• ENTRIES PROVIDED:
____________
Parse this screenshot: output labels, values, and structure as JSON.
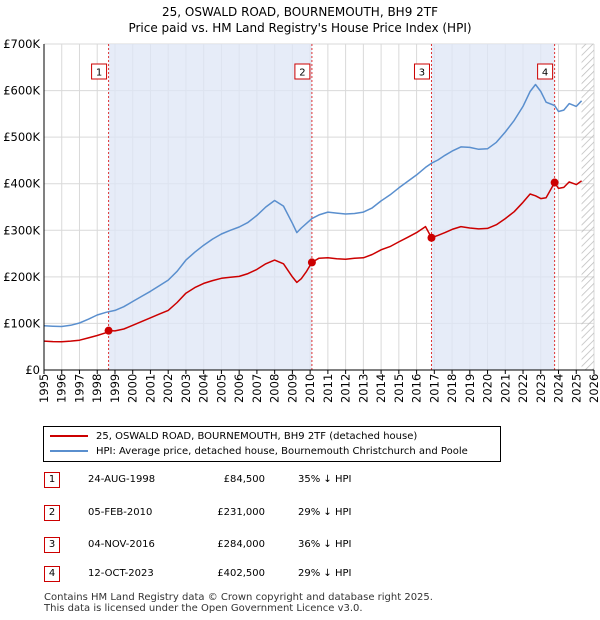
{
  "title_line1": "25, OSWALD ROAD, BOURNEMOUTH, BH9 2TF",
  "title_line2": "Price paid vs. HM Land Registry's House Price Index (HPI)",
  "chart_data": {
    "type": "line",
    "title": "25, OSWALD ROAD, BOURNEMOUTH, BH9 2TF — Price paid vs. HM Land Registry's House Price Index (HPI)",
    "xlim": [
      1995,
      2026
    ],
    "ylim": [
      0,
      700000
    ],
    "x_ticks": [
      1995,
      1996,
      1997,
      1998,
      1999,
      2000,
      2001,
      2002,
      2003,
      2004,
      2005,
      2006,
      2007,
      2008,
      2009,
      2010,
      2011,
      2012,
      2013,
      2014,
      2015,
      2016,
      2017,
      2018,
      2019,
      2020,
      2021,
      2022,
      2023,
      2024,
      2025,
      2026
    ],
    "y_ticks": [
      {
        "value": 0,
        "label": "£0"
      },
      {
        "value": 100000,
        "label": "£100K"
      },
      {
        "value": 200000,
        "label": "£200K"
      },
      {
        "value": 300000,
        "label": "£300K"
      },
      {
        "value": 400000,
        "label": "£400K"
      },
      {
        "value": 500000,
        "label": "£500K"
      },
      {
        "value": 600000,
        "label": "£600K"
      },
      {
        "value": 700000,
        "label": "£700K"
      }
    ],
    "grid": true,
    "series": [
      {
        "name": "25, OSWALD ROAD, BOURNEMOUTH, BH9 2TF (detached house)",
        "color": "#cc0000",
        "points": [
          [
            1995.0,
            62000
          ],
          [
            1995.5,
            61000
          ],
          [
            1996.0,
            60500
          ],
          [
            1996.5,
            62000
          ],
          [
            1997.0,
            64000
          ],
          [
            1997.5,
            69000
          ],
          [
            1998.0,
            74000
          ],
          [
            1998.5,
            80000
          ],
          [
            1998.64,
            84500
          ],
          [
            1999.0,
            84000
          ],
          [
            1999.5,
            88000
          ],
          [
            2000.0,
            96000
          ],
          [
            2000.5,
            104000
          ],
          [
            2001.0,
            112000
          ],
          [
            2001.5,
            120000
          ],
          [
            2002.0,
            128000
          ],
          [
            2002.5,
            145000
          ],
          [
            2003.0,
            165000
          ],
          [
            2003.5,
            177000
          ],
          [
            2004.0,
            186000
          ],
          [
            2004.5,
            192000
          ],
          [
            2005.0,
            197000
          ],
          [
            2005.5,
            199000
          ],
          [
            2006.0,
            201000
          ],
          [
            2006.5,
            207000
          ],
          [
            2007.0,
            216000
          ],
          [
            2007.5,
            228000
          ],
          [
            2008.0,
            236000
          ],
          [
            2008.5,
            228000
          ],
          [
            2009.0,
            200000
          ],
          [
            2009.25,
            188000
          ],
          [
            2009.5,
            196000
          ],
          [
            2009.8,
            212000
          ],
          [
            2010.1,
            231000
          ],
          [
            2010.5,
            240000
          ],
          [
            2011.0,
            241000
          ],
          [
            2011.5,
            239000
          ],
          [
            2012.0,
            238000
          ],
          [
            2012.5,
            240000
          ],
          [
            2013.0,
            241000
          ],
          [
            2013.5,
            248000
          ],
          [
            2014.0,
            258000
          ],
          [
            2014.5,
            265000
          ],
          [
            2015.0,
            275000
          ],
          [
            2015.5,
            285000
          ],
          [
            2016.0,
            295000
          ],
          [
            2016.5,
            308000
          ],
          [
            2016.84,
            284000
          ],
          [
            2017.2,
            289000
          ],
          [
            2017.6,
            295000
          ],
          [
            2018.0,
            302000
          ],
          [
            2018.5,
            308000
          ],
          [
            2019.0,
            305000
          ],
          [
            2019.5,
            303000
          ],
          [
            2020.0,
            304000
          ],
          [
            2020.5,
            312000
          ],
          [
            2021.0,
            325000
          ],
          [
            2021.5,
            340000
          ],
          [
            2022.0,
            360000
          ],
          [
            2022.4,
            378000
          ],
          [
            2022.7,
            374000
          ],
          [
            2023.0,
            368000
          ],
          [
            2023.3,
            370000
          ],
          [
            2023.78,
            402500
          ],
          [
            2024.0,
            390000
          ],
          [
            2024.3,
            392000
          ],
          [
            2024.6,
            404000
          ],
          [
            2025.0,
            398000
          ],
          [
            2025.3,
            406000
          ]
        ]
      },
      {
        "name": "HPI: Average price, detached house, Bournemouth Christchurch and Poole",
        "color": "#5a8fce",
        "points": [
          [
            1995.0,
            95000
          ],
          [
            1995.5,
            94000
          ],
          [
            1996.0,
            93500
          ],
          [
            1996.5,
            96000
          ],
          [
            1997.0,
            101000
          ],
          [
            1997.5,
            109000
          ],
          [
            1998.0,
            118000
          ],
          [
            1998.5,
            124000
          ],
          [
            1999.0,
            128000
          ],
          [
            1999.5,
            136000
          ],
          [
            2000.0,
            147000
          ],
          [
            2000.5,
            158000
          ],
          [
            2001.0,
            169000
          ],
          [
            2001.5,
            181000
          ],
          [
            2002.0,
            193000
          ],
          [
            2002.5,
            212000
          ],
          [
            2003.0,
            236000
          ],
          [
            2003.5,
            253000
          ],
          [
            2004.0,
            268000
          ],
          [
            2004.5,
            281000
          ],
          [
            2005.0,
            292000
          ],
          [
            2005.5,
            300000
          ],
          [
            2006.0,
            307000
          ],
          [
            2006.5,
            317000
          ],
          [
            2007.0,
            332000
          ],
          [
            2007.5,
            350000
          ],
          [
            2008.0,
            364000
          ],
          [
            2008.5,
            352000
          ],
          [
            2009.0,
            315000
          ],
          [
            2009.25,
            295000
          ],
          [
            2009.5,
            305000
          ],
          [
            2009.8,
            315000
          ],
          [
            2010.1,
            325000
          ],
          [
            2010.5,
            333000
          ],
          [
            2011.0,
            339000
          ],
          [
            2011.5,
            337000
          ],
          [
            2012.0,
            335000
          ],
          [
            2012.5,
            336000
          ],
          [
            2013.0,
            339000
          ],
          [
            2013.5,
            348000
          ],
          [
            2014.0,
            363000
          ],
          [
            2014.5,
            376000
          ],
          [
            2015.0,
            391000
          ],
          [
            2015.5,
            405000
          ],
          [
            2016.0,
            419000
          ],
          [
            2016.5,
            435000
          ],
          [
            2016.84,
            444000
          ],
          [
            2017.2,
            451000
          ],
          [
            2017.6,
            461000
          ],
          [
            2018.0,
            470000
          ],
          [
            2018.5,
            479000
          ],
          [
            2019.0,
            478000
          ],
          [
            2019.5,
            474000
          ],
          [
            2020.0,
            475000
          ],
          [
            2020.5,
            489000
          ],
          [
            2021.0,
            511000
          ],
          [
            2021.5,
            536000
          ],
          [
            2022.0,
            566000
          ],
          [
            2022.4,
            598000
          ],
          [
            2022.7,
            613000
          ],
          [
            2023.0,
            598000
          ],
          [
            2023.3,
            575000
          ],
          [
            2023.78,
            568000
          ],
          [
            2024.0,
            555000
          ],
          [
            2024.3,
            558000
          ],
          [
            2024.6,
            572000
          ],
          [
            2025.0,
            566000
          ],
          [
            2025.3,
            578000
          ]
        ]
      }
    ],
    "sales": [
      {
        "id": "1",
        "x": 1998.64,
        "value": 84500,
        "date": "24-AUG-1998",
        "price": "£84,500",
        "hpi": "35% ↓ HPI"
      },
      {
        "id": "2",
        "x": 2010.1,
        "value": 231000,
        "date": "05-FEB-2010",
        "price": "£231,000",
        "hpi": "29% ↓ HPI"
      },
      {
        "id": "3",
        "x": 2016.84,
        "value": 284000,
        "date": "04-NOV-2016",
        "price": "£284,000",
        "hpi": "36% ↓ HPI"
      },
      {
        "id": "4",
        "x": 2023.78,
        "value": 402500,
        "date": "12-OCT-2023",
        "price": "£402,500",
        "hpi": "29% ↓ HPI"
      }
    ],
    "shaded_spans": [
      [
        1998.64,
        2010.1
      ],
      [
        2016.84,
        2023.78
      ]
    ],
    "future_hatch_from": 2025.3
  },
  "legend": {
    "sales_label": "25, OSWALD ROAD, BOURNEMOUTH, BH9 2TF (detached house)",
    "hpi_label": "HPI: Average price, detached house, Bournemouth Christchurch and Poole",
    "sales_color": "#cc0000",
    "hpi_color": "#5a8fce"
  },
  "footer": {
    "line1": "Contains HM Land Registry data © Crown copyright and database right 2025.",
    "line2": "This data is licensed under the Open Government Licence v3.0."
  }
}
____________
• TO BE DONE: Sift the material for lines with the string "ROAD". Copy each one found.

• FINISHED ANSWER:
  "title_line1": "25, OSWALD ROAD, BOURNEMOUTH, BH9 2TF",
    "title": "25, OSWALD ROAD, BOURNEMOUTH, BH9 2TF — Price paid vs. HM Land Registry's House Price Index (HPI)",
        "name": "25, OSWALD ROAD, BOURNEMOUTH, BH9 2TF (detached house)",
    "sales_label": "25, OSWALD ROAD, BOURNEMOUTH, BH9 2TF (detached house)",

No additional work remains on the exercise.